DOCUMENT TEXT:
++++++++++
# Some wonderment on a rainy morning. I’m not sure what caused these 1/4” size drops to form on this bush.



## Pugbully (Jun 8, 2021)




----------



## K9Kirk (Jun 8, 2021)

Yep, those are some big droplets.


----------



## paigew (Jun 9, 2021)

magical!


----------



## Warhorse (Jun 9, 2021)

Cool shot!


----------



## Grandpa Ron (Jun 12, 2021)

Very nice capture. 

By my inquisitive nature I wonder how those drops got so big? But then I remember, sometimes it is better to simply accept things as a gift.

Thanks for the post.


----------



## Pugbully (Jun 13, 2021)

paigew said:


> magical!


Agreed!


----------



## Pugbully (Jun 13, 2021)

Grandpa Ron said:


> Very nice capture.
> 
> By my inquisitive nature I wonder how those drops got so big? But then I remember, sometimes it is better to simply accept things as a gift.
> 
> Thanks for the post.


Thank you and you’re welcome. To see the bush now makes it even more of a mystery. Royal purple smoke bush.


----------



## vintagesnaps (Jun 13, 2021)

Was it cold enough for there to be some melting and freezing that might have caused these droplets? Sure made for some nice photos.


----------



## Pugbully (Jun 15, 2021)

vintagesnaps said:


> Was it cold enough for there to be some melting and freezing that might have caused these droplets? Sure made for some nice photos.


Not cold at all!


----------



## Photo Lady (Jun 18, 2021)

very cool


----------



## vintagesnaps (Jun 18, 2021)

Are the droplets on the berries? and maybe you captured this right before the water dripped off. Or find a nature science website?


----------



## jeffashman (Jun 23, 2021)

Very nice shot!


----------
++++++++++
Revise the droplets thread from "## vintagesnaps (Jun 18, 2021)" to "(Jun 23, 2021)", putting "leaves" in place of "berries". The rows come from a separate source.
++++++++++
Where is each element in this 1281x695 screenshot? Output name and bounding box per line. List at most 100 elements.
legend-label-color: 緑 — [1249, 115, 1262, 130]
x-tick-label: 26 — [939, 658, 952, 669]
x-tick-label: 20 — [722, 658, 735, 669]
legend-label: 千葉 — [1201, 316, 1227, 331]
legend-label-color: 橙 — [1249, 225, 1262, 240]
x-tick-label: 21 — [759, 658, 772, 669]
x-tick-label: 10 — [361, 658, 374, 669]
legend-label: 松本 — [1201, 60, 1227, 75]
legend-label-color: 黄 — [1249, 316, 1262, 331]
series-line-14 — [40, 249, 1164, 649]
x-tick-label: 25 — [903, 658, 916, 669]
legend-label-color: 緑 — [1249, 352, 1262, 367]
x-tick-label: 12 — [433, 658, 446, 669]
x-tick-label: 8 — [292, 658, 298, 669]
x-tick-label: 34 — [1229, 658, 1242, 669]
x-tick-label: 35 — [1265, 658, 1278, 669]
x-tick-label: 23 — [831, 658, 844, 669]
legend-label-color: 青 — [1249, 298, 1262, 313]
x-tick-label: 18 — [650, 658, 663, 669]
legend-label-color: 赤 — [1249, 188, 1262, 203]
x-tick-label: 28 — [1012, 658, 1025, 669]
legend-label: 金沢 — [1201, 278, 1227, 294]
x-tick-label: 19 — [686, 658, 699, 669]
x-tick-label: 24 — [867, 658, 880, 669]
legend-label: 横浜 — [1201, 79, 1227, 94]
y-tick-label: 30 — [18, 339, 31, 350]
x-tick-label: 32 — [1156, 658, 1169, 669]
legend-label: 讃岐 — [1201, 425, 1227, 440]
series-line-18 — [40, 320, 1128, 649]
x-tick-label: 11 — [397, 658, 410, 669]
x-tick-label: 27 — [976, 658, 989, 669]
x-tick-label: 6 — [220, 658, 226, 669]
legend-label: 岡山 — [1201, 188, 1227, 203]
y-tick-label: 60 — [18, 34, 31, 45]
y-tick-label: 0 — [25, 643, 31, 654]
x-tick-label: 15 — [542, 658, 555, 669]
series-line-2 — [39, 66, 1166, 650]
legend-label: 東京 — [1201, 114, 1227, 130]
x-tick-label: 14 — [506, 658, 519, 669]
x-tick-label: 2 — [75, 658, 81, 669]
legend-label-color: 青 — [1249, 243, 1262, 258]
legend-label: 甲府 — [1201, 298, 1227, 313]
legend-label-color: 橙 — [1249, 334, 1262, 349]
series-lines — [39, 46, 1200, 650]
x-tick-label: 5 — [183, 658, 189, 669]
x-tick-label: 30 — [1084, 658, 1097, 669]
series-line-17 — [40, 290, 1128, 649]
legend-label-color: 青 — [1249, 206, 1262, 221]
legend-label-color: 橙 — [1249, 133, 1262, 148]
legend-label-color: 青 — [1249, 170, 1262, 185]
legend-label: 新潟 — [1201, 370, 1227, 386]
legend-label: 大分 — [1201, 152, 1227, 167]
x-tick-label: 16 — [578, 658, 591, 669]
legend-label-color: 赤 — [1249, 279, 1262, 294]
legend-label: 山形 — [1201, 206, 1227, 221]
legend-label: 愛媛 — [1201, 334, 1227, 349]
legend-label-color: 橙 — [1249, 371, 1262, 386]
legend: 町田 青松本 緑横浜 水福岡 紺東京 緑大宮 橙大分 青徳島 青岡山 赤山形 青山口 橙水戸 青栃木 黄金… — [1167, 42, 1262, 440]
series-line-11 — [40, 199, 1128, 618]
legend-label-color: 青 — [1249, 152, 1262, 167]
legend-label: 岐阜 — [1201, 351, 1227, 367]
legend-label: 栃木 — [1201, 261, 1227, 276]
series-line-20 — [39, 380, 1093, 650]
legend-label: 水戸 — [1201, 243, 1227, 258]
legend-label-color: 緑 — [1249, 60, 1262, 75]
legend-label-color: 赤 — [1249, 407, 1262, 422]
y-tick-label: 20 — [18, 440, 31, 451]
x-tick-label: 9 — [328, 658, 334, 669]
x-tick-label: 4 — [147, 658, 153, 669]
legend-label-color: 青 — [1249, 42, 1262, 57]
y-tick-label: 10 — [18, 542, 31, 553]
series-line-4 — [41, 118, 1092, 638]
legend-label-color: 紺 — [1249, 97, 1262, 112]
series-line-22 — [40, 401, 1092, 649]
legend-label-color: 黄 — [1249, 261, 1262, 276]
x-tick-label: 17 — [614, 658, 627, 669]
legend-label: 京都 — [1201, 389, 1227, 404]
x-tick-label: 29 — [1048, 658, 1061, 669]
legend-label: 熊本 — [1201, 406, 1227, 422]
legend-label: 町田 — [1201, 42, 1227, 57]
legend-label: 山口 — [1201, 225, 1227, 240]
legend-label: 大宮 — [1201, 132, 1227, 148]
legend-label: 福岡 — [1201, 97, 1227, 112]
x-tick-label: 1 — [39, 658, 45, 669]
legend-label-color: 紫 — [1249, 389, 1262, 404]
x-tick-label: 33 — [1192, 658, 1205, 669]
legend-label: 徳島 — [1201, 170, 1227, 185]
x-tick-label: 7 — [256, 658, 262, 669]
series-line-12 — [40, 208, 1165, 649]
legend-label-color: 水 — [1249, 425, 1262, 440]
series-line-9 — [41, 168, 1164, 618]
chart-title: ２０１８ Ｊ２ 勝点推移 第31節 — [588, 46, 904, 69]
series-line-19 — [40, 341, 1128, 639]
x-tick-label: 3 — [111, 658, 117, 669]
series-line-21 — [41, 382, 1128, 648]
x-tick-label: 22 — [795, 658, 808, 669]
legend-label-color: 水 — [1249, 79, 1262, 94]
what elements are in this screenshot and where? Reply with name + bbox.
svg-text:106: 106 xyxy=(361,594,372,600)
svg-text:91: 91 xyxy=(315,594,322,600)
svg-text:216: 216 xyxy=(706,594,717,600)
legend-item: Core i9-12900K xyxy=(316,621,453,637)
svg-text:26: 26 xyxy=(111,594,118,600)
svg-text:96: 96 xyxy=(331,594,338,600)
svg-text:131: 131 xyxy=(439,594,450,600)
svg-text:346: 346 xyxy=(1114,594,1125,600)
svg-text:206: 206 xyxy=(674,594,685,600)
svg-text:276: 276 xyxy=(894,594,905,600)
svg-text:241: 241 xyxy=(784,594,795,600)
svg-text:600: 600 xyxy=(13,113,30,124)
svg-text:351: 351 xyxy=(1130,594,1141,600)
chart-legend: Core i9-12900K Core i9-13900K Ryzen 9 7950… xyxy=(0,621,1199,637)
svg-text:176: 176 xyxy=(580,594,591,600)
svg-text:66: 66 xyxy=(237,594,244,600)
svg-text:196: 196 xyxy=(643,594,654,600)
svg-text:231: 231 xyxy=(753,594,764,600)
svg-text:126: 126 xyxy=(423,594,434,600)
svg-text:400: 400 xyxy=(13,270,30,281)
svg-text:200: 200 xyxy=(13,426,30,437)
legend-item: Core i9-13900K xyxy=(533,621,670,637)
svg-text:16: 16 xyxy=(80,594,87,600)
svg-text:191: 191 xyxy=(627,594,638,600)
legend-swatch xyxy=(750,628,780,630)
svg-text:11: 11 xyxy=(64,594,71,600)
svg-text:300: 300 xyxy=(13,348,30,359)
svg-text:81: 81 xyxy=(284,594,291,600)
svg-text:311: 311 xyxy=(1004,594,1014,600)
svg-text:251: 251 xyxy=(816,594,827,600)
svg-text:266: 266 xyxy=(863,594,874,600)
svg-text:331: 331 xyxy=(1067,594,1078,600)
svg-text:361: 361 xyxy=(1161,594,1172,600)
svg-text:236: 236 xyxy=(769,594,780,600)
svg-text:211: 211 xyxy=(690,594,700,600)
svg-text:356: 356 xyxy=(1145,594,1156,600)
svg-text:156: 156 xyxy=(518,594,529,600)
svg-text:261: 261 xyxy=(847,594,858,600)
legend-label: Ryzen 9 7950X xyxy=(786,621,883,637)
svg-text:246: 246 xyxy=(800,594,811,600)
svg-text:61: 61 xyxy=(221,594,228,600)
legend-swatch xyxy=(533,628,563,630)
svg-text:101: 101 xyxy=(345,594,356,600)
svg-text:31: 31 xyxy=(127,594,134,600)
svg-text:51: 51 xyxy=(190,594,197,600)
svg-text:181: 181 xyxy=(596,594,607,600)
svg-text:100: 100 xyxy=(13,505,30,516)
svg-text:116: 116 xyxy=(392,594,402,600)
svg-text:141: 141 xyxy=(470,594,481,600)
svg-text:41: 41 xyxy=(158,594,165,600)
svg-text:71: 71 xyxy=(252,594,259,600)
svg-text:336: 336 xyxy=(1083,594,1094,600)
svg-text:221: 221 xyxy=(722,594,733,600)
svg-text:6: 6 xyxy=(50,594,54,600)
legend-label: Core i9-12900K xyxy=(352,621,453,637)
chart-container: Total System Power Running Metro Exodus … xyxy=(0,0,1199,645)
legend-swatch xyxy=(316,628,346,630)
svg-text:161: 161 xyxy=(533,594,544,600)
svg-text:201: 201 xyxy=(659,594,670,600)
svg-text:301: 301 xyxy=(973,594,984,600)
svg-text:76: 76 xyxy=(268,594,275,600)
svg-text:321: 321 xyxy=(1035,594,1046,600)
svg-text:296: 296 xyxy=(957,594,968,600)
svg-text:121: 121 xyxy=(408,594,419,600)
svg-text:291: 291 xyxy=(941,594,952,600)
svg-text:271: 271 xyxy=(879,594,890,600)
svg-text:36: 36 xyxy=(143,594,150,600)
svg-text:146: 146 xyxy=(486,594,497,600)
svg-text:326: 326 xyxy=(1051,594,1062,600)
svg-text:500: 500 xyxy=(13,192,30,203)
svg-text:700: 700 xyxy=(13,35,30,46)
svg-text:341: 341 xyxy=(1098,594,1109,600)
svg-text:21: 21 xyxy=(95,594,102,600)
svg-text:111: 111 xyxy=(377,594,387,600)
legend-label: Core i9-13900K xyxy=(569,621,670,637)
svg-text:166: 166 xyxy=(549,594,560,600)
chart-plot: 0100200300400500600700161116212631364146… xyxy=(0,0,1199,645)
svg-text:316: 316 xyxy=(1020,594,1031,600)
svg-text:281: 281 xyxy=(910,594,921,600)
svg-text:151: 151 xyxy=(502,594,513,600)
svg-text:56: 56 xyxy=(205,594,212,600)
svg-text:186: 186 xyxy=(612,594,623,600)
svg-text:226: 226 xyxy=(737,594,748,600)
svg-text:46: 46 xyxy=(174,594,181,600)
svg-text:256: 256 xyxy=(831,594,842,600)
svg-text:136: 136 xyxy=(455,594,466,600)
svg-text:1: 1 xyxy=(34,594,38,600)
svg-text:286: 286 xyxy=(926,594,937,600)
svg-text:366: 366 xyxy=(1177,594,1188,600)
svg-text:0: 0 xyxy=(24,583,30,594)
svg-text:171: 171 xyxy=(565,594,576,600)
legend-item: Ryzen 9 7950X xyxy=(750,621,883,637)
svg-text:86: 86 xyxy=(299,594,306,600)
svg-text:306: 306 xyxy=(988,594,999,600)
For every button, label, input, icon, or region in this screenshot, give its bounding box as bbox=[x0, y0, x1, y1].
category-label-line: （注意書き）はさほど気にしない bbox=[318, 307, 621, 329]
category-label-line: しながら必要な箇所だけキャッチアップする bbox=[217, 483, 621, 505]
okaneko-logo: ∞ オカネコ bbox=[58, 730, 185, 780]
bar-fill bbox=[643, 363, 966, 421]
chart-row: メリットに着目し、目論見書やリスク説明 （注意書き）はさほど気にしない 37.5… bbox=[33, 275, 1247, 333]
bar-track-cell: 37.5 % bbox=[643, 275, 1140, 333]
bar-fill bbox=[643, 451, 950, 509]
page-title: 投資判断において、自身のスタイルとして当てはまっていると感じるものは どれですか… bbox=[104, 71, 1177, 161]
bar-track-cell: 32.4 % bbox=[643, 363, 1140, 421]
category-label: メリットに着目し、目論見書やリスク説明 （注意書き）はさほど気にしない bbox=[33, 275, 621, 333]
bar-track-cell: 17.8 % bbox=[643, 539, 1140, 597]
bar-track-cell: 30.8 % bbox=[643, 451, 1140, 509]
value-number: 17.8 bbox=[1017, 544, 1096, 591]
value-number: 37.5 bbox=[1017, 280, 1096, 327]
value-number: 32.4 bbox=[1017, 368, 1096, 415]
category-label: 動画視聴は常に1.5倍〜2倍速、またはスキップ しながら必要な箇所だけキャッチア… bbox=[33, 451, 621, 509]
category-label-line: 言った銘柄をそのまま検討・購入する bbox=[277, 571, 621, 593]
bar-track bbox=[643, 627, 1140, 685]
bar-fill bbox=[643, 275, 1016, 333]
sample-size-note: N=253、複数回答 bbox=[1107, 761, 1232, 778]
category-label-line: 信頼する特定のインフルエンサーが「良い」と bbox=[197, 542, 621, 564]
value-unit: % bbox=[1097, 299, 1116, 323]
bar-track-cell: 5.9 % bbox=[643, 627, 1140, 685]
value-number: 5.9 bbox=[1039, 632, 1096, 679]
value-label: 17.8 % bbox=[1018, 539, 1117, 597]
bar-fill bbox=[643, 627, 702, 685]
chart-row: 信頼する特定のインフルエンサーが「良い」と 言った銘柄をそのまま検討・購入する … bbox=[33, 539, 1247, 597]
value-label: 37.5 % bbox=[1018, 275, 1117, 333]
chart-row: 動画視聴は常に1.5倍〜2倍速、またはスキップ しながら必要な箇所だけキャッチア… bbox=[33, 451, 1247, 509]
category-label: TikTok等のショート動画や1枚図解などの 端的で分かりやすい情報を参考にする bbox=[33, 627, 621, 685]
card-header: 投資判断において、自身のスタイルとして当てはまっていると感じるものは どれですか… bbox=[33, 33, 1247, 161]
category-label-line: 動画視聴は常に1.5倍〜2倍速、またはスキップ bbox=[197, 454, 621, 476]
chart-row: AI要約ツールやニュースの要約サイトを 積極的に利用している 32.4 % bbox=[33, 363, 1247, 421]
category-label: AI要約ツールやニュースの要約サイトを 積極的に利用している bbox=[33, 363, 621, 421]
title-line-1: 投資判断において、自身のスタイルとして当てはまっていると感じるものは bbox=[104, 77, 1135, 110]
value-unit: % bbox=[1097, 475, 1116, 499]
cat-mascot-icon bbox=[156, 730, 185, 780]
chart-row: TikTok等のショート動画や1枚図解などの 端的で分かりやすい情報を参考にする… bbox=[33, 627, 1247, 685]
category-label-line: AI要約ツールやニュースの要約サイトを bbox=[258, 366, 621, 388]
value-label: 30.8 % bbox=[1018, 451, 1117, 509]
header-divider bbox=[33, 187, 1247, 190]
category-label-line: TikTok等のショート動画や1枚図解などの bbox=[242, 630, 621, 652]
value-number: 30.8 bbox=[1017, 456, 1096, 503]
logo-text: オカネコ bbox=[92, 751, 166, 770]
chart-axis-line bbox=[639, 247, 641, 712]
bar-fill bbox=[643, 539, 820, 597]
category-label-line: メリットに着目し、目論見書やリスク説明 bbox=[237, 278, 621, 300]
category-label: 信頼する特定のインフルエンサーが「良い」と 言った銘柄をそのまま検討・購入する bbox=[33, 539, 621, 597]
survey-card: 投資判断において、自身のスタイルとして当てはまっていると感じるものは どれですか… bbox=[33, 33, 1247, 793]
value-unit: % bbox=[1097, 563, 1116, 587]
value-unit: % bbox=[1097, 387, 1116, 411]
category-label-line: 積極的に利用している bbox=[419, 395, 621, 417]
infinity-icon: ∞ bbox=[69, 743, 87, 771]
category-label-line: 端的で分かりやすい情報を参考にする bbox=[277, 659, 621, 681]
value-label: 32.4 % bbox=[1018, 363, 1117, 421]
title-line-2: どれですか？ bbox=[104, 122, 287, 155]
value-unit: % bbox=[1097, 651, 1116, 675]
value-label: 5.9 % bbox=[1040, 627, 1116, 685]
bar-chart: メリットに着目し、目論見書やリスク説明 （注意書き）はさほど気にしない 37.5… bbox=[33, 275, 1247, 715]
++++++++++
RESULT OF THE TASK:
## vintagesnaps (Jun 18, 2021)

Are the droplets on the leaves? and maybe you captured this right before the water dripped off. Or find a nature science website?


----------



## jeffashman (Jun 23, 2021)